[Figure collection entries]
○ ○ ○ ○
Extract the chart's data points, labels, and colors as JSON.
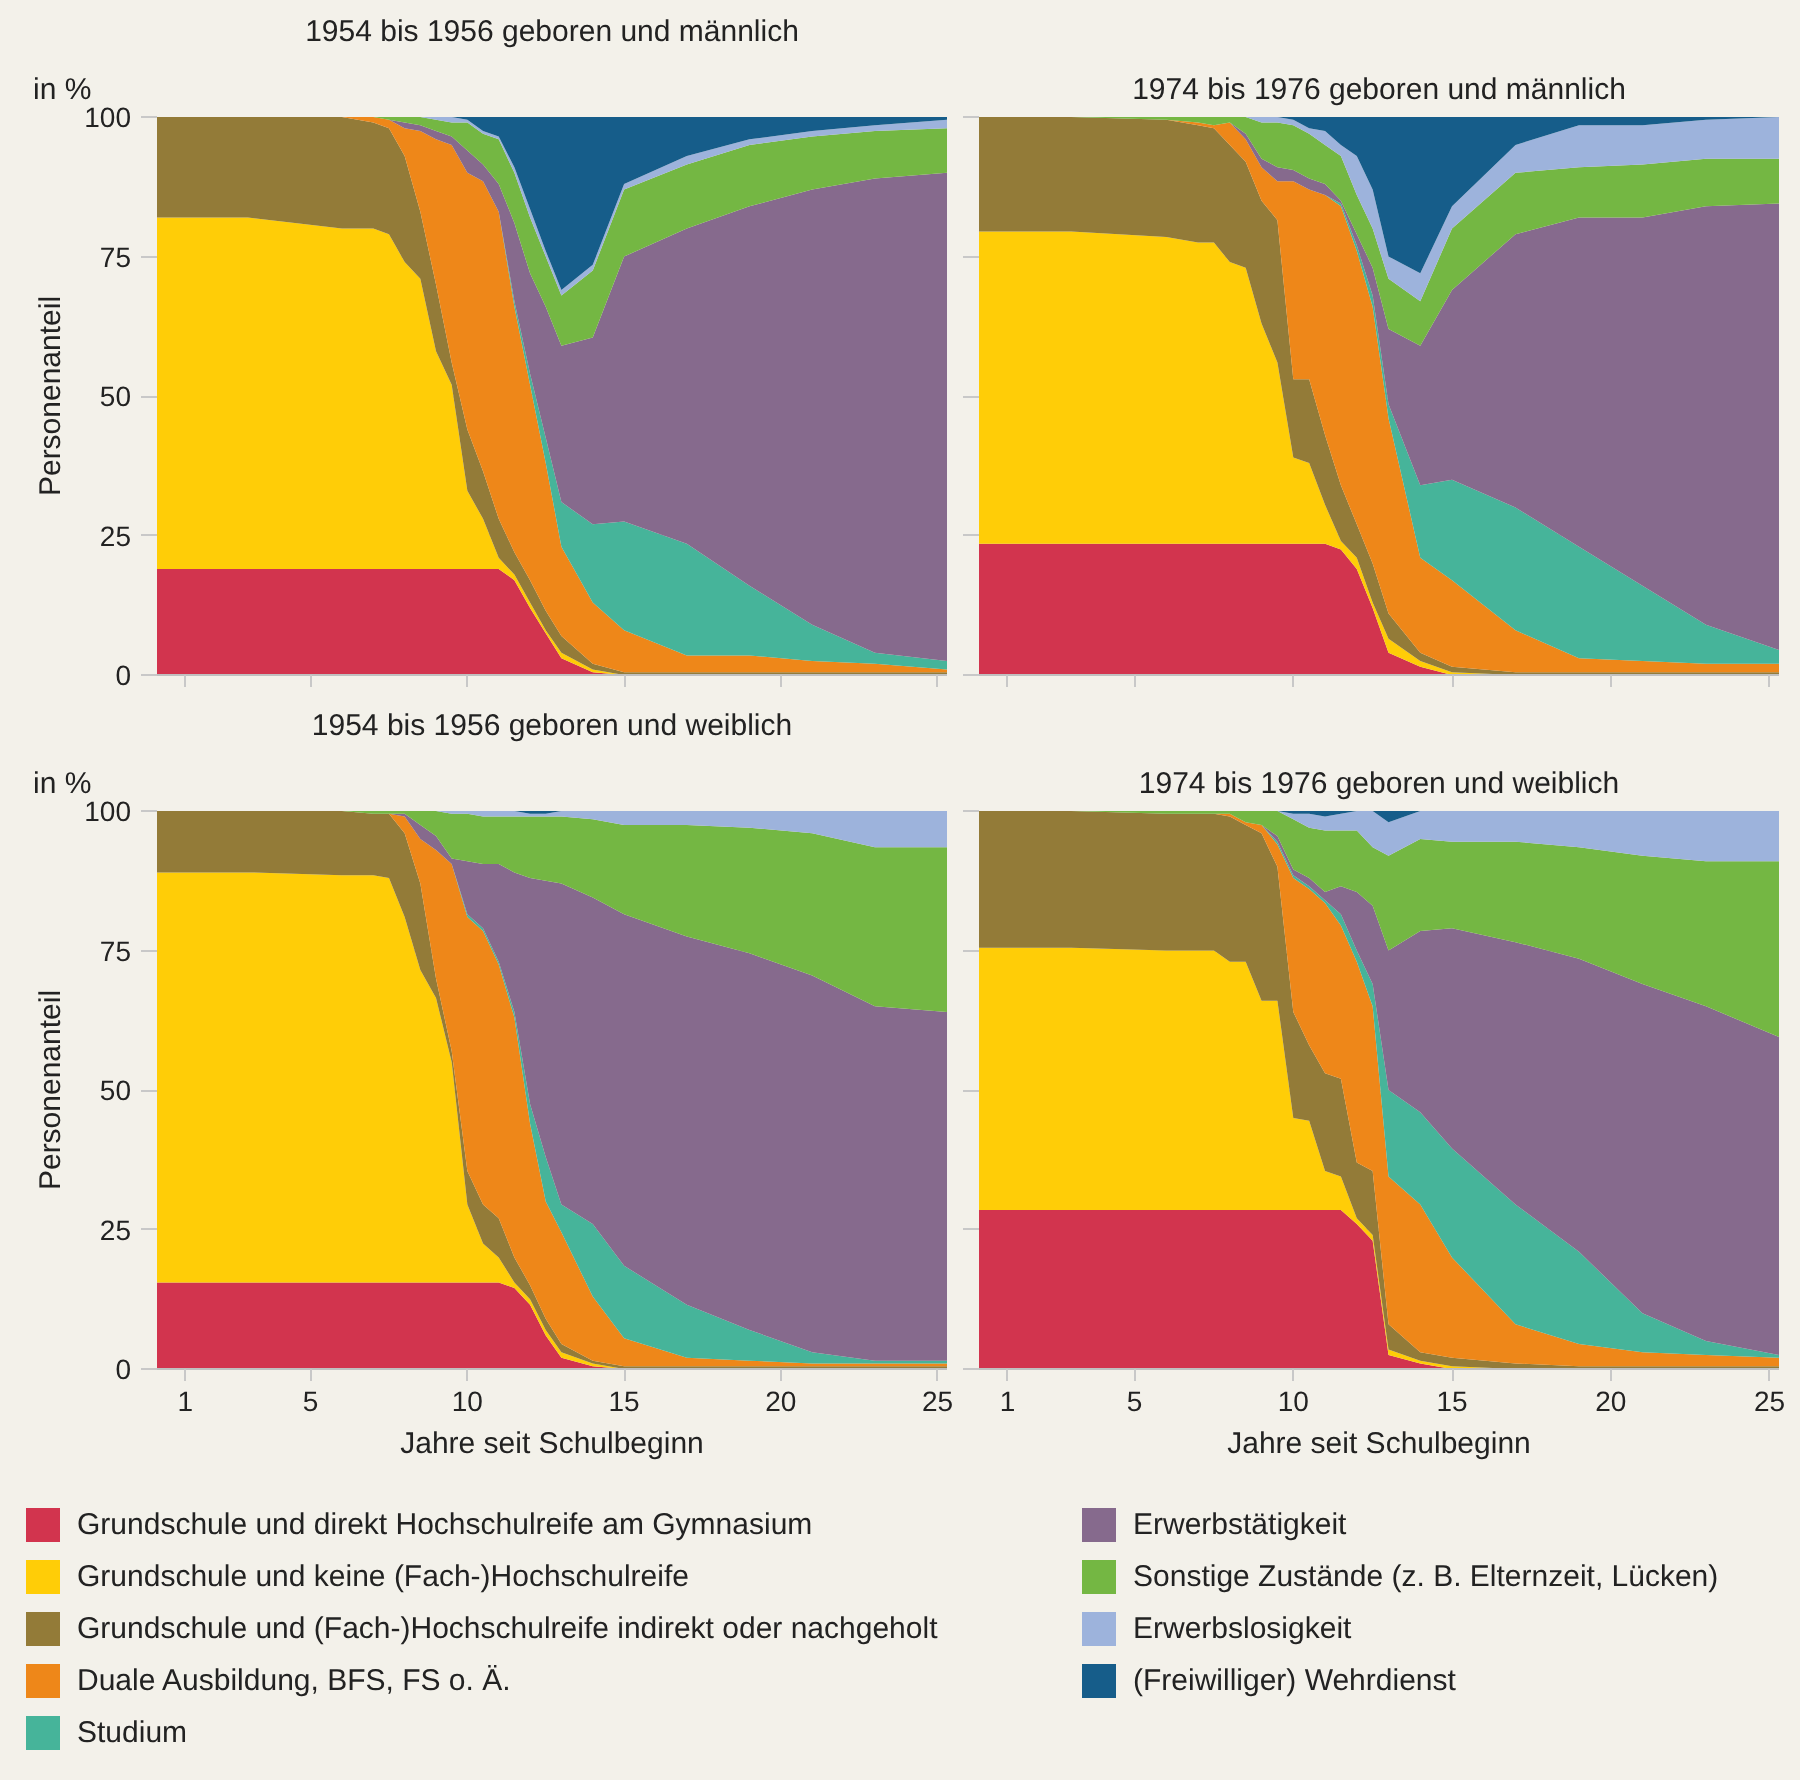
{
  "chart_data": [
    {
      "type": "area",
      "stacked": true,
      "title": "1954 bis 1956 geboren und männlich",
      "ylabel": "Personenanteil",
      "annotations": [
        "in %"
      ],
      "xlim": [
        0.1,
        25.3
      ],
      "ylim": [
        0,
        100
      ],
      "xticks": [
        1,
        5,
        10,
        15,
        20,
        25
      ],
      "yticks": [
        0,
        25,
        50,
        75,
        100
      ],
      "grid": "y",
      "tick_labels": "y",
      "x": [
        0.1,
        3,
        6,
        7,
        7.5,
        8,
        8.5,
        9,
        9.5,
        10,
        10.5,
        11,
        11.5,
        12,
        12.5,
        13,
        14,
        15,
        17,
        19,
        21,
        23,
        25.3
      ],
      "series": [
        {
          "color": "#d2344e",
          "values": [
            19,
            19,
            19,
            19,
            19,
            19,
            19,
            19,
            19,
            19,
            19,
            19,
            17,
            12,
            7.5,
            3,
            0.5,
            0,
            0,
            0,
            0,
            0,
            0
          ]
        },
        {
          "color": "#ffcd07",
          "values": [
            63,
            63,
            61,
            61,
            60,
            55,
            52,
            39,
            33,
            14,
            9,
            2,
            1,
            1,
            0.5,
            1,
            0.5,
            0,
            0,
            0,
            0,
            0,
            0
          ]
        },
        {
          "color": "#937b38",
          "values": [
            18,
            18,
            20,
            19,
            19,
            19,
            12,
            12,
            4,
            11,
            8.5,
            7,
            4,
            4,
            3.5,
            3,
            1,
            0.5,
            0.5,
            0.5,
            0.5,
            0.5,
            0.5
          ]
        },
        {
          "color": "#ee8719",
          "values": [
            0,
            0,
            0,
            1,
            1.5,
            5,
            14.5,
            26,
            39,
            46,
            52,
            55,
            44,
            35,
            26.5,
            16,
            11,
            7.5,
            3,
            3,
            2,
            1.5,
            0.5
          ]
        },
        {
          "color": "#46b49a",
          "values": [
            0,
            0,
            0,
            0,
            0,
            0,
            0,
            0,
            0,
            0,
            0,
            0,
            1,
            2,
            4.5,
            8,
            14,
            19.5,
            20,
            12.5,
            6.5,
            2,
            1.5
          ]
        },
        {
          "color": "#866a8d",
          "values": [
            0,
            0,
            0,
            0,
            0,
            1,
            1,
            1.5,
            1.5,
            4,
            3,
            5,
            14,
            18,
            23.5,
            28,
            33.5,
            47.5,
            56.5,
            68,
            78,
            85,
            87.5
          ]
        },
        {
          "color": "#74b743",
          "values": [
            0,
            0,
            0,
            0,
            0.5,
            1,
            1.5,
            2,
            2.5,
            5,
            5.5,
            8,
            9,
            10,
            9,
            9,
            12,
            12,
            11.5,
            11,
            9.5,
            8.5,
            8
          ]
        },
        {
          "color": "#9db3dc",
          "values": [
            0,
            0,
            0,
            0,
            0,
            0,
            0,
            0.5,
            1,
            0.5,
            0.5,
            0.5,
            1,
            1.5,
            1,
            1,
            1,
            1,
            1.5,
            1,
            1,
            1,
            1.5
          ]
        },
        {
          "color": "#165d8a",
          "values": [
            0,
            0,
            0,
            0,
            0,
            0,
            0,
            0,
            0,
            0.5,
            2.5,
            3.5,
            9,
            16.5,
            24,
            31,
            26.5,
            12,
            7,
            4,
            2.5,
            1.5,
            0.5
          ]
        }
      ]
    },
    {
      "type": "area",
      "stacked": true,
      "title": "1974 bis 1976 geboren und männlich",
      "xlim": [
        0.1,
        25.3
      ],
      "ylim": [
        0,
        100
      ],
      "xticks": [
        1,
        5,
        10,
        15,
        20,
        25
      ],
      "yticks": [
        0,
        25,
        50,
        75,
        100
      ],
      "grid": "y",
      "tick_labels": false,
      "x": [
        0.1,
        3,
        6,
        7,
        7.5,
        8,
        8.5,
        9,
        9.5,
        10,
        10.5,
        11,
        11.5,
        12,
        12.5,
        13,
        14,
        15,
        17,
        19,
        21,
        23,
        25.3
      ],
      "series": [
        {
          "color": "#d2344e",
          "values": [
            23.5,
            23.5,
            23.5,
            23.5,
            23.5,
            23.5,
            23.5,
            23.5,
            23.5,
            23.5,
            23.5,
            23.5,
            22.5,
            19,
            12,
            4,
            1.5,
            0,
            0,
            0,
            0,
            0,
            0
          ]
        },
        {
          "color": "#ffcd07",
          "values": [
            56,
            56,
            55,
            54,
            54,
            50.5,
            49.5,
            39.5,
            32.5,
            15.5,
            14.5,
            7,
            1.5,
            2,
            1,
            2.5,
            1,
            0.5,
            0,
            0,
            0,
            0,
            0
          ]
        },
        {
          "color": "#937b38",
          "values": [
            20.5,
            20.5,
            21,
            21,
            20.5,
            21,
            19,
            22,
            25.5,
            14,
            15,
            12.5,
            10,
            6,
            7,
            4.5,
            1.5,
            1,
            0.5,
            0.5,
            0.5,
            0.5,
            0.5
          ]
        },
        {
          "color": "#ee8719",
          "values": [
            0,
            0,
            0,
            0.5,
            0.5,
            4,
            4,
            6,
            7,
            35.5,
            34,
            43,
            50,
            49,
            46,
            35,
            17,
            15.5,
            7.5,
            2.5,
            2,
            1.5,
            1.5
          ]
        },
        {
          "color": "#46b49a",
          "values": [
            0,
            0,
            0,
            0,
            0,
            0,
            0,
            0,
            0,
            0,
            0,
            0,
            0.5,
            1,
            2,
            2.5,
            13,
            18,
            22,
            20,
            13.5,
            7,
            2.5
          ]
        },
        {
          "color": "#866a8d",
          "values": [
            0,
            0,
            0,
            0,
            0,
            0,
            1,
            1.5,
            2.5,
            2,
            2,
            2,
            0.5,
            2,
            5,
            13.5,
            25,
            34,
            49,
            59,
            66,
            75,
            80
          ]
        },
        {
          "color": "#74b743",
          "values": [
            0,
            0,
            0.5,
            1,
            1.5,
            1,
            3,
            6.5,
            8,
            8,
            8,
            7,
            8,
            7,
            7,
            9,
            8,
            11,
            11,
            9,
            9.5,
            8.5,
            8
          ]
        },
        {
          "color": "#9db3dc",
          "values": [
            0,
            0,
            0,
            0,
            0,
            0,
            0,
            1,
            1,
            1,
            1,
            2.5,
            2,
            7,
            7,
            4,
            5,
            4,
            5,
            7.5,
            7,
            7,
            7.5
          ]
        },
        {
          "color": "#165d8a",
          "values": [
            0,
            0,
            0,
            0,
            0,
            0,
            0,
            0,
            0,
            0.5,
            2,
            2.5,
            5,
            7,
            13,
            25,
            28,
            16,
            5,
            1.5,
            1.5,
            0.5,
            0
          ]
        }
      ]
    },
    {
      "type": "area",
      "stacked": true,
      "title": "1954 bis 1956 geboren und weiblich",
      "xlabel": "Jahre seit Schulbeginn",
      "ylabel": "Personenanteil",
      "annotations": [
        "in %"
      ],
      "xlim": [
        0.1,
        25.3
      ],
      "ylim": [
        0,
        100
      ],
      "xticks": [
        1,
        5,
        10,
        15,
        20,
        25
      ],
      "yticks": [
        0,
        25,
        50,
        75,
        100
      ],
      "grid": "y",
      "x": [
        0.1,
        3,
        6,
        7,
        7.5,
        8,
        8.5,
        9,
        9.5,
        10,
        10.5,
        11,
        11.5,
        12,
        12.5,
        13,
        14,
        15,
        17,
        19,
        21,
        23,
        25.3
      ],
      "series": [
        {
          "color": "#d2344e",
          "values": [
            15.5,
            15.5,
            15.5,
            15.5,
            15.5,
            15.5,
            15.5,
            15.5,
            15.5,
            15.5,
            15.5,
            15.5,
            14.5,
            11.5,
            6,
            2,
            0.5,
            0,
            0,
            0,
            0,
            0,
            0
          ]
        },
        {
          "color": "#ffcd07",
          "values": [
            73.5,
            73.5,
            73,
            73,
            72.5,
            65.5,
            56,
            51,
            39.5,
            14,
            7,
            4.5,
            1,
            1,
            1,
            1,
            0.5,
            0,
            0,
            0,
            0,
            0,
            0
          ]
        },
        {
          "color": "#937b38",
          "values": [
            11,
            11,
            11.5,
            11,
            11.5,
            15,
            15.5,
            3.5,
            2,
            6,
            7,
            7,
            4.5,
            2.5,
            2,
            1.5,
            0.5,
            0.5,
            0.5,
            0.5,
            0.5,
            0.5,
            0.5
          ]
        },
        {
          "color": "#ee8719",
          "values": [
            0,
            0,
            0,
            0,
            0,
            3,
            8,
            23,
            33.5,
            45.5,
            49,
            45.5,
            43,
            29,
            21,
            20,
            11.5,
            5,
            1.5,
            1,
            0.5,
            0.5,
            0.5
          ]
        },
        {
          "color": "#46b49a",
          "values": [
            0,
            0,
            0,
            0,
            0,
            0,
            0,
            0,
            0,
            0.5,
            0.5,
            0.5,
            1,
            3.5,
            8,
            5,
            13,
            13,
            9.5,
            5.5,
            2,
            0.5,
            0.5
          ]
        },
        {
          "color": "#866a8d",
          "values": [
            0,
            0,
            0,
            0,
            0,
            0.5,
            2.5,
            2.5,
            1,
            9.5,
            11.5,
            17.5,
            25,
            40.5,
            49.5,
            57.5,
            58.5,
            63,
            66,
            67.5,
            67.5,
            63.5,
            62.5
          ]
        },
        {
          "color": "#74b743",
          "values": [
            0,
            0,
            0,
            0.5,
            0.5,
            0.5,
            2.5,
            4.5,
            8,
            8.5,
            8.5,
            8.5,
            10,
            11,
            11.5,
            12,
            14,
            16,
            20,
            22.5,
            25.5,
            28.5,
            29.5
          ]
        },
        {
          "color": "#9db3dc",
          "values": [
            0,
            0,
            0,
            0,
            0,
            0,
            0,
            0,
            0.5,
            0.5,
            1,
            1,
            1,
            0.5,
            0.5,
            1,
            1.5,
            2.5,
            2.5,
            3,
            4,
            6.5,
            6.5
          ]
        },
        {
          "color": "#165d8a",
          "values": [
            0,
            0,
            0,
            0,
            0,
            0,
            0,
            0,
            0,
            0,
            0,
            0,
            0,
            0.5,
            0.5,
            0,
            0,
            0,
            0,
            0,
            0,
            0,
            0
          ]
        }
      ]
    },
    {
      "type": "area",
      "stacked": true,
      "title": "1974 bis 1976 geboren und weiblich",
      "xlabel": "Jahre seit Schulbeginn",
      "xlim": [
        0.1,
        25.3
      ],
      "ylim": [
        0,
        100
      ],
      "xticks": [
        1,
        5,
        10,
        15,
        20,
        25
      ],
      "yticks": [
        0,
        25,
        50,
        75,
        100
      ],
      "grid": "y",
      "tick_labels": "x",
      "legend": "bottom",
      "x": [
        0.1,
        3,
        6,
        7,
        7.5,
        8,
        8.5,
        9,
        9.5,
        10,
        10.5,
        11,
        11.5,
        12,
        12.5,
        13,
        14,
        15,
        17,
        19,
        21,
        23,
        25.3
      ],
      "series": [
        {
          "name": "Grundschule und direkt Hochschulreife am Gymnasium",
          "color": "#d2344e",
          "values": [
            28.5,
            28.5,
            28.5,
            28.5,
            28.5,
            28.5,
            28.5,
            28.5,
            28.5,
            28.5,
            28.5,
            28.5,
            28.5,
            26,
            23,
            2.5,
            1,
            0,
            0,
            0,
            0,
            0,
            0
          ]
        },
        {
          "name": "Grundschule und keine (Fach-)Hochschulreife",
          "color": "#ffcd07",
          "values": [
            47,
            47,
            46.5,
            46.5,
            46.5,
            44.5,
            44.5,
            37.5,
            37.5,
            16.5,
            16,
            7,
            6,
            1,
            1,
            1,
            0.5,
            0.5,
            0,
            0,
            0,
            0,
            0
          ]
        },
        {
          "name": "Grundschule und (Fach-)Hochschulreife indirekt oder nachgeholt",
          "color": "#937b38",
          "values": [
            24.5,
            24.5,
            24.5,
            24.5,
            24.5,
            26,
            24.5,
            30,
            24,
            19,
            13.5,
            17.5,
            17.5,
            10,
            11.5,
            4.5,
            1.5,
            1.5,
            1,
            0.5,
            0.5,
            0.5,
            0.5
          ]
        },
        {
          "name": "Duale Ausbildung, BFS, FS o. Ä.",
          "color": "#ee8719",
          "values": [
            0,
            0,
            0,
            0,
            0,
            0.5,
            0.5,
            1.5,
            4,
            24,
            28,
            30.5,
            27.5,
            36,
            29.5,
            26.5,
            26.5,
            18,
            7,
            4,
            2.5,
            2,
            1.5
          ]
        },
        {
          "name": "Studium",
          "color": "#46b49a",
          "values": [
            0,
            0,
            0,
            0,
            0,
            0,
            0,
            0,
            0.5,
            0.5,
            0.5,
            0.5,
            2,
            2,
            4,
            15.5,
            16.5,
            19.5,
            21.5,
            16.5,
            7,
            2.5,
            0.5
          ]
        },
        {
          "name": "Erwerbstätigkeit",
          "color": "#866a8d",
          "values": [
            0,
            0,
            0,
            0,
            0,
            0,
            0,
            0,
            1,
            1,
            1.5,
            1.5,
            5,
            10.5,
            14,
            25,
            32.5,
            39.5,
            47,
            52.5,
            59,
            60,
            57
          ]
        },
        {
          "name": "Sonstige Zustände (z. B. Elternzeit, Lücken)",
          "color": "#74b743",
          "values": [
            0,
            0,
            0.5,
            0.5,
            0.5,
            0.5,
            2,
            2.5,
            4.5,
            9,
            9,
            11,
            10,
            11,
            10.5,
            17,
            16.5,
            15.5,
            18,
            20,
            23,
            26,
            31.5
          ]
        },
        {
          "name": "Erwerbslosigkeit",
          "color": "#9db3dc",
          "values": [
            0,
            0,
            0,
            0,
            0,
            0,
            0,
            0,
            0,
            1,
            2.5,
            2.5,
            3,
            3.5,
            6.5,
            6,
            5,
            5.5,
            5.5,
            6.5,
            8,
            9,
            9
          ]
        },
        {
          "name": "(Freiwilliger) Wehrdienst",
          "color": "#165d8a",
          "values": [
            0,
            0,
            0,
            0,
            0,
            0,
            0,
            0,
            0,
            0.5,
            0.5,
            1,
            0.5,
            0,
            0,
            2,
            0,
            0,
            0,
            0,
            0,
            0,
            0
          ]
        }
      ]
    }
  ]
}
○ ○ ○ ○
Work to be completed
Keep only those lines of the records that hold "Fach", and return them.

Solution
          "name": "Grundschule und keine (Fach-)Hochschulreife",
          "name": "Grundschule und (Fach-)Hochschulreife indirekt oder nachgeholt",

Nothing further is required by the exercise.